_Aim of the exercise_
Each line below must be set down exactly; omit any image you find.

Begin Task input

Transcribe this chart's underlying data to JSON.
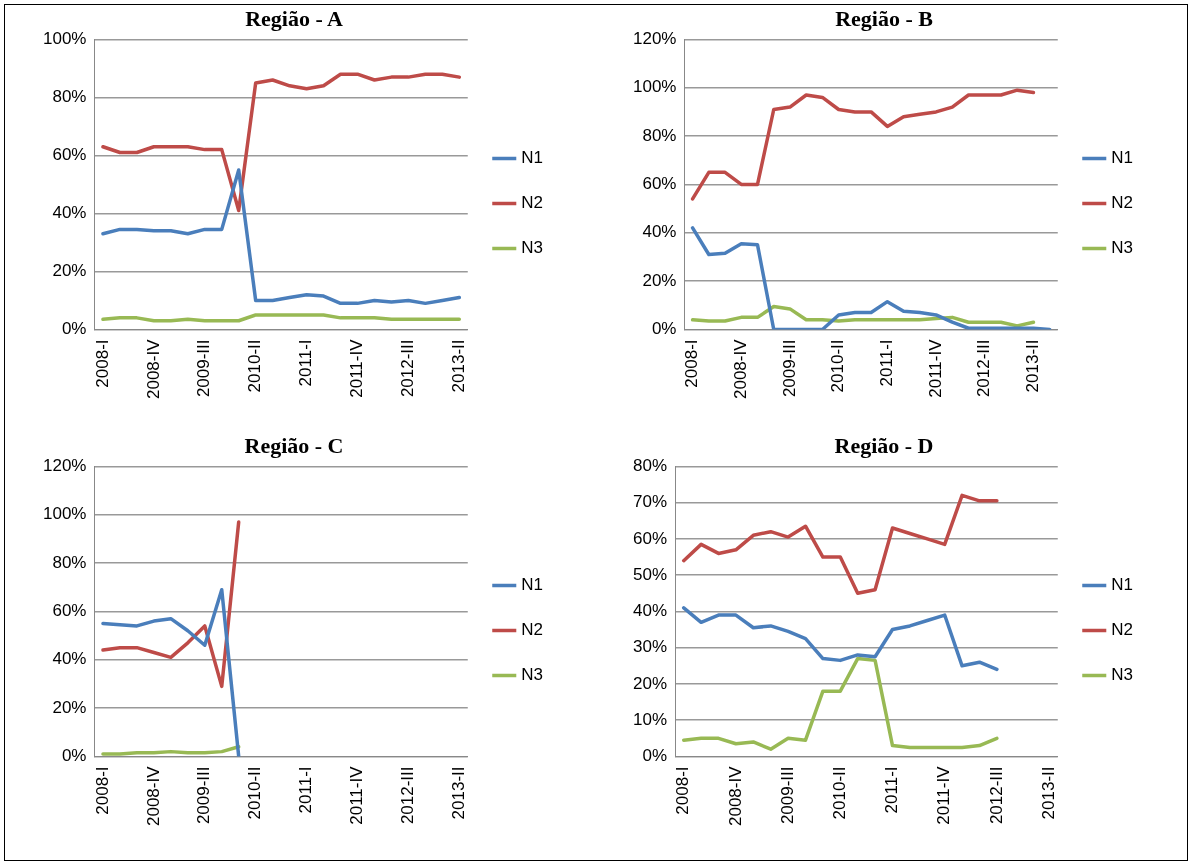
{
  "chart_data": [
    {
      "type": "line",
      "title": "Região - A",
      "categories": [
        "2008-I",
        null,
        null,
        "2008-IV",
        null,
        null,
        "2009-III",
        null,
        null,
        "2010-II",
        null,
        null,
        "2011-I",
        null,
        null,
        "2011-IV",
        null,
        null,
        "2012-III",
        null,
        null,
        "2013-II"
      ],
      "ylim": [
        0,
        100
      ],
      "yticks": [
        {
          "value": 0,
          "label": "0%"
        },
        {
          "value": 20,
          "label": "20%"
        },
        {
          "value": 40,
          "label": "40%"
        },
        {
          "value": 60,
          "label": "60%"
        },
        {
          "value": 80,
          "label": "80%"
        },
        {
          "value": 100,
          "label": "100%"
        }
      ],
      "grid": "y",
      "legend": "right",
      "marker": "none",
      "line_style": "solid",
      "series": [
        {
          "name": "N1",
          "color": "#4a7ebb",
          "values": [
            33,
            34.5,
            34.5,
            34,
            34,
            33,
            34.5,
            34.5,
            55,
            10,
            10,
            11,
            12,
            11.5,
            9,
            9,
            10,
            9.5,
            10,
            9,
            10,
            11
          ]
        },
        {
          "name": "N2",
          "color": "#be4b48",
          "values": [
            63,
            61,
            61,
            63,
            63,
            63,
            62,
            62,
            41,
            85,
            86,
            84,
            83,
            84,
            88,
            88,
            86,
            87,
            87,
            88,
            88,
            87
          ]
        },
        {
          "name": "N3",
          "color": "#98b954",
          "values": [
            3.5,
            4,
            4,
            3,
            3,
            3.5,
            3,
            3,
            3,
            5,
            5,
            5,
            5,
            5,
            4,
            4,
            4,
            3.5,
            3.5,
            3.5,
            3.5,
            3.5
          ]
        }
      ]
    },
    {
      "type": "line",
      "title": "Região - B",
      "categories": [
        "2008-I",
        null,
        null,
        "2008-IV",
        null,
        null,
        "2009-III",
        null,
        null,
        "2010-II",
        null,
        null,
        "2011-I",
        null,
        null,
        "2011-IV",
        null,
        null,
        "2012-III",
        null,
        null,
        "2013-II",
        null
      ],
      "ylim": [
        0,
        120
      ],
      "yticks": [
        {
          "value": 0,
          "label": "0%"
        },
        {
          "value": 20,
          "label": "20%"
        },
        {
          "value": 40,
          "label": "40%"
        },
        {
          "value": 60,
          "label": "60%"
        },
        {
          "value": 80,
          "label": "80%"
        },
        {
          "value": 100,
          "label": "100%"
        },
        {
          "value": 120,
          "label": "120%"
        }
      ],
      "grid": "y",
      "legend": "right",
      "marker": "none",
      "line_style": "solid",
      "series": [
        {
          "name": "N1",
          "color": "#4a7ebb",
          "values": [
            42,
            31,
            31.5,
            35.5,
            35,
            0,
            0,
            0,
            0,
            6,
            7,
            7,
            11.5,
            7.5,
            7,
            6,
            3,
            0.5,
            0.5,
            0.5,
            0.5,
            0.5,
            0
          ]
        },
        {
          "name": "N2",
          "color": "#be4b48",
          "values": [
            54,
            65,
            65,
            60,
            60,
            91,
            92,
            97,
            96,
            91,
            90,
            90,
            84,
            88,
            89,
            90,
            92,
            97,
            97,
            97,
            99,
            98,
            null
          ]
        },
        {
          "name": "N3",
          "color": "#98b954",
          "values": [
            4,
            3.5,
            3.5,
            5,
            5,
            9.5,
            8.5,
            4,
            4,
            3.5,
            4,
            4,
            4,
            4,
            4,
            4.5,
            5,
            3,
            3,
            3,
            1.5,
            3,
            null
          ]
        }
      ]
    },
    {
      "type": "line",
      "title": "Região - C",
      "categories": [
        "2008-I",
        null,
        null,
        "2008-IV",
        null,
        null,
        "2009-III",
        null,
        null,
        "2010-II",
        null,
        null,
        "2011-I",
        null,
        null,
        "2011-IV",
        null,
        null,
        "2012-III",
        null,
        null,
        "2013-II"
      ],
      "ylim": [
        0,
        120
      ],
      "yticks": [
        {
          "value": 0,
          "label": "0%"
        },
        {
          "value": 20,
          "label": "20%"
        },
        {
          "value": 40,
          "label": "40%"
        },
        {
          "value": 60,
          "label": "60%"
        },
        {
          "value": 80,
          "label": "80%"
        },
        {
          "value": 100,
          "label": "100%"
        },
        {
          "value": 120,
          "label": "120%"
        }
      ],
      "grid": "y",
      "legend": "right",
      "marker": "none",
      "line_style": "solid",
      "series": [
        {
          "name": "N1",
          "color": "#4a7ebb",
          "values": [
            55,
            54.5,
            54,
            56,
            57,
            52,
            46,
            69,
            0,
            null,
            null,
            null,
            null,
            null,
            null,
            null,
            null,
            null,
            null,
            null,
            null,
            null
          ]
        },
        {
          "name": "N2",
          "color": "#be4b48",
          "values": [
            44,
            45,
            45,
            43,
            41,
            47,
            54,
            29,
            97,
            null,
            null,
            null,
            null,
            null,
            null,
            null,
            null,
            null,
            null,
            null,
            null,
            null
          ]
        },
        {
          "name": "N3",
          "color": "#98b954",
          "values": [
            1,
            1,
            1.5,
            1.5,
            2,
            1.5,
            1.5,
            2,
            4,
            null,
            null,
            null,
            null,
            null,
            null,
            null,
            null,
            null,
            null,
            null,
            null,
            null
          ]
        }
      ]
    },
    {
      "type": "line",
      "title": "Região - D",
      "categories": [
        "2008-I",
        null,
        null,
        "2008-IV",
        null,
        null,
        "2009-III",
        null,
        null,
        "2010-II",
        null,
        null,
        "2011-I",
        null,
        null,
        "2011-IV",
        null,
        null,
        "2012-III",
        null,
        null,
        "2013-II"
      ],
      "ylim": [
        0,
        80
      ],
      "yticks": [
        {
          "value": 0,
          "label": "0%"
        },
        {
          "value": 10,
          "label": "10%"
        },
        {
          "value": 20,
          "label": "20%"
        },
        {
          "value": 30,
          "label": "30%"
        },
        {
          "value": 40,
          "label": "40%"
        },
        {
          "value": 50,
          "label": "50%"
        },
        {
          "value": 60,
          "label": "60%"
        },
        {
          "value": 70,
          "label": "70%"
        },
        {
          "value": 80,
          "label": "80%"
        }
      ],
      "grid": "y",
      "legend": "right",
      "marker": "none",
      "line_style": "solid",
      "series": [
        {
          "name": "N1",
          "color": "#4a7ebb",
          "values": [
            41,
            37,
            39,
            39,
            35.5,
            36,
            34.5,
            32.5,
            27,
            26.5,
            28,
            27.5,
            35,
            36,
            37.5,
            39,
            25,
            26,
            24,
            null,
            null,
            null
          ]
        },
        {
          "name": "N2",
          "color": "#be4b48",
          "values": [
            54,
            58.5,
            56,
            57,
            61,
            62,
            60.5,
            63.5,
            55,
            55,
            45,
            46,
            63,
            61.5,
            60,
            58.5,
            72,
            70.5,
            70.5,
            null,
            null,
            null
          ]
        },
        {
          "name": "N3",
          "color": "#98b954",
          "values": [
            4.5,
            5,
            5,
            3.5,
            4,
            2,
            5,
            4.5,
            18,
            18,
            27,
            26.5,
            3,
            2.5,
            2.5,
            2.5,
            2.5,
            3,
            5,
            null,
            null,
            null
          ]
        }
      ]
    }
  ]
}
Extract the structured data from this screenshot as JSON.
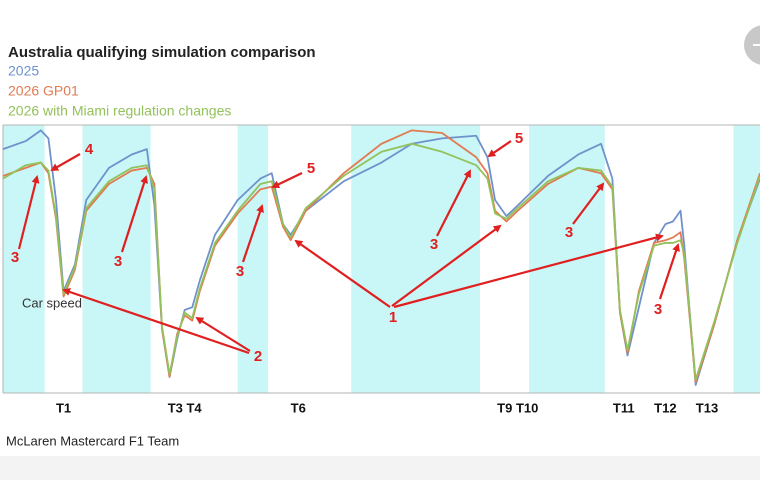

End Task input

_Output of the exercise_
Transcribe this chart's underlying data to JSON.
{
  "chart_data": [
    {
      "type": "line",
      "title": "Região - A",
      "categories": [
        "2008-I",
        null,
        null,
        "2008-IV",
        null,
        null,
        "2009-III",
        null,
        null,
        "2010-II",
        null,
        null,
        "2011-I",
        null,
        null,
        "2011-IV",
        null,
        null,
        "2012-III",
        null,
        null,
        "2013-II"
      ],
      "ylim": [
        0,
        100
      ],
      "yticks": [
        {
          "value": 0,
          "label": "0%"
        },
        {
          "value": 20,
          "label": "20%"
        },
        {
          "value": 40,
          "label": "40%"
        },
        {
          "value": 60,
          "label": "60%"
        },
        {
          "value": 80,
          "label": "80%"
        },
        {
          "value": 100,
          "label": "100%"
        }
      ],
      "grid": "y",
      "legend": "right",
      "marker": "none",
      "line_style": "solid",
      "series": [
        {
          "name": "N1",
          "color": "#4a7ebb",
          "values": [
            33,
            34.5,
            34.5,
            34,
            34,
            33,
            34.5,
            34.5,
            55,
            10,
            10,
            11,
            12,
            11.5,
            9,
            9,
            10,
            9.5,
            10,
            9,
            10,
            11
          ]
        },
        {
          "name": "N2",
          "color": "#be4b48",
          "values": [
            63,
            61,
            61,
            63,
            63,
            63,
            62,
            62,
            41,
            85,
            86,
            84,
            83,
            84,
            88,
            88,
            86,
            87,
            87,
            88,
            88,
            87
          ]
        },
        {
          "name": "N3",
          "color": "#98b954",
          "values": [
            3.5,
            4,
            4,
            3,
            3,
            3.5,
            3,
            3,
            3,
            5,
            5,
            5,
            5,
            5,
            4,
            4,
            4,
            3.5,
            3.5,
            3.5,
            3.5,
            3.5
          ]
        }
      ]
    },
    {
      "type": "line",
      "title": "Região - B",
      "categories": [
        "2008-I",
        null,
        null,
        "2008-IV",
        null,
        null,
        "2009-III",
        null,
        null,
        "2010-II",
        null,
        null,
        "2011-I",
        null,
        null,
        "2011-IV",
        null,
        null,
        "2012-III",
        null,
        null,
        "2013-II",
        null
      ],
      "ylim": [
        0,
        120
      ],
      "yticks": [
        {
          "value": 0,
          "label": "0%"
        },
        {
          "value": 20,
          "label": "20%"
        },
        {
          "value": 40,
          "label": "40%"
        },
        {
          "value": 60,
          "label": "60%"
        },
        {
          "value": 80,
          "label": "80%"
        },
        {
          "value": 100,
          "label": "100%"
        },
        {
          "value": 120,
          "label": "120%"
        }
      ],
      "grid": "y",
      "legend": "right",
      "marker": "none",
      "line_style": "solid",
      "series": [
        {
          "name": "N1",
          "color": "#4a7ebb",
          "values": [
            42,
            31,
            31.5,
            35.5,
            35,
            0,
            0,
            0,
            0,
            6,
            7,
            7,
            11.5,
            7.5,
            7,
            6,
            3,
            0.5,
            0.5,
            0.5,
            0.5,
            0.5,
            0
          ]
        },
        {
          "name": "N2",
          "color": "#be4b48",
          "values": [
            54,
            65,
            65,
            60,
            60,
            91,
            92,
            97,
            96,
            91,
            90,
            90,
            84,
            88,
            89,
            90,
            92,
            97,
            97,
            97,
            99,
            98,
            null
          ]
        },
        {
          "name": "N3",
          "color": "#98b954",
          "values": [
            4,
            3.5,
            3.5,
            5,
            5,
            9.5,
            8.5,
            4,
            4,
            3.5,
            4,
            4,
            4,
            4,
            4,
            4.5,
            5,
            3,
            3,
            3,
            1.5,
            3,
            null
          ]
        }
      ]
    },
    {
      "type": "line",
      "title": "Região - C",
      "categories": [
        "2008-I",
        null,
        null,
        "2008-IV",
        null,
        null,
        "2009-III",
        null,
        null,
        "2010-II",
        null,
        null,
        "2011-I",
        null,
        null,
        "2011-IV",
        null,
        null,
        "2012-III",
        null,
        null,
        "2013-II"
      ],
      "ylim": [
        0,
        120
      ],
      "yticks": [
        {
          "value": 0,
          "label": "0%"
        },
        {
          "value": 20,
          "label": "20%"
        },
        {
          "value": 40,
          "label": "40%"
        },
        {
          "value": 60,
          "label": "60%"
        },
        {
          "value": 80,
          "label": "80%"
        },
        {
          "value": 100,
          "label": "100%"
        },
        {
          "value": 120,
          "label": "120%"
        }
      ],
      "grid": "y",
      "legend": "right",
      "marker": "none",
      "line_style": "solid",
      "series": [
        {
          "name": "N1",
          "color": "#4a7ebb",
          "values": [
            55,
            54.5,
            54,
            56,
            57,
            52,
            46,
            69,
            0,
            null,
            null,
            null,
            null,
            null,
            null,
            null,
            null,
            null,
            null,
            null,
            null,
            null
          ]
        },
        {
          "name": "N2",
          "color": "#be4b48",
          "values": [
            44,
            45,
            45,
            43,
            41,
            47,
            54,
            29,
            97,
            null,
            null,
            null,
            null,
            null,
            null,
            null,
            null,
            null,
            null,
            null,
            null,
            null
          ]
        },
        {
          "name": "N3",
          "color": "#98b954",
          "values": [
            1,
            1,
            1.5,
            1.5,
            2,
            1.5,
            1.5,
            2,
            4,
            null,
            null,
            null,
            null,
            null,
            null,
            null,
            null,
            null,
            null,
            null,
            null,
            null
          ]
        }
      ]
    },
    {
      "type": "line",
      "title": "Região - D",
      "categories": [
        "2008-I",
        null,
        null,
        "2008-IV",
        null,
        null,
        "2009-III",
        null,
        null,
        "2010-II",
        null,
        null,
        "2011-I",
        null,
        null,
        "2011-IV",
        null,
        null,
        "2012-III",
        null,
        null,
        "2013-II"
      ],
      "ylim": [
        0,
        80
      ],
      "yticks": [
        {
          "value": 0,
          "label": "0%"
        },
        {
          "value": 10,
          "label": "10%"
        },
        {
          "value": 20,
          "label": "20%"
        },
        {
          "value": 30,
          "label": "30%"
        },
        {
          "value": 40,
          "label": "40%"
        },
        {
          "value": 50,
          "label": "50%"
        },
        {
          "value": 60,
          "label": "60%"
        },
        {
          "value": 70,
          "label": "70%"
        },
        {
          "value": 80,
          "label": "80%"
        }
      ],
      "grid": "y",
      "legend": "right",
      "marker": "none",
      "line_style": "solid",
      "series": [
        {
          "name": "N1",
          "color": "#4a7ebb",
          "values": [
            41,
            37,
            39,
            39,
            35.5,
            36,
            34.5,
            32.5,
            27,
            26.5,
            28,
            27.5,
            35,
            36,
            37.5,
            39,
            25,
            26,
            24,
            null,
            null,
            null
          ]
        },
        {
          "name": "N2",
          "color": "#be4b48",
          "values": [
            54,
            58.5,
            56,
            57,
            61,
            62,
            60.5,
            63.5,
            55,
            55,
            45,
            46,
            63,
            61.5,
            60,
            58.5,
            72,
            70.5,
            70.5,
            null,
            null,
            null
          ]
        },
        {
          "name": "N3",
          "color": "#98b954",
          "values": [
            4.5,
            5,
            5,
            3.5,
            4,
            2,
            5,
            4.5,
            18,
            18,
            27,
            26.5,
            3,
            2.5,
            2.5,
            2.5,
            2.5,
            3,
            5,
            null,
            null,
            null
          ]
        }
      ]
    }
  ]
}
Extract the structured data from this screenshot as JSON.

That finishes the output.